Entries shown:
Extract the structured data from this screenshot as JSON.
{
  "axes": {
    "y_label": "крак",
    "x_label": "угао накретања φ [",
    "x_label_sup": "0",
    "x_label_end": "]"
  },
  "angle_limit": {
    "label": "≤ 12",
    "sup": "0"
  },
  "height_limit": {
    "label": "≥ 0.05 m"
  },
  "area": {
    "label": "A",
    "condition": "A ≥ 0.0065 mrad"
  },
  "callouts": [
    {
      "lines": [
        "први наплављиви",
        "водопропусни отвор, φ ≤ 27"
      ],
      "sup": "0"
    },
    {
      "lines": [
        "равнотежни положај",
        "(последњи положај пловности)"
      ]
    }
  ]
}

Set exercise:
Retype the entries one by one, exactly.

Written solution:
Extract the structured data from this screenshot as JSON.
{
  "axes": {
    "y_label": "крак",
    "x_label": "угао накретања φ [",
    "x_label_sup": "0",
    "x_label_end": "]"
  },
  "angle_limit": {
    "label": "≤ 12",
    "sup": "0"
  },
  "height_limit": {
    "label": "≥ 0.05 m"
  },
  "area": {
    "label": "A",
    "condition": "A ≥ 0.0065 mrad"
  },
  "callouts": [
    {
      "lines": [
        "први наплављиви",
        "водопропусни отвор, φ ≤ 27"
      ],
      "sup": "0"
    },
    {
      "lines": [
        "равнотежни положај",
        "(последњи положај пловности)"
      ]
    }
  ]
}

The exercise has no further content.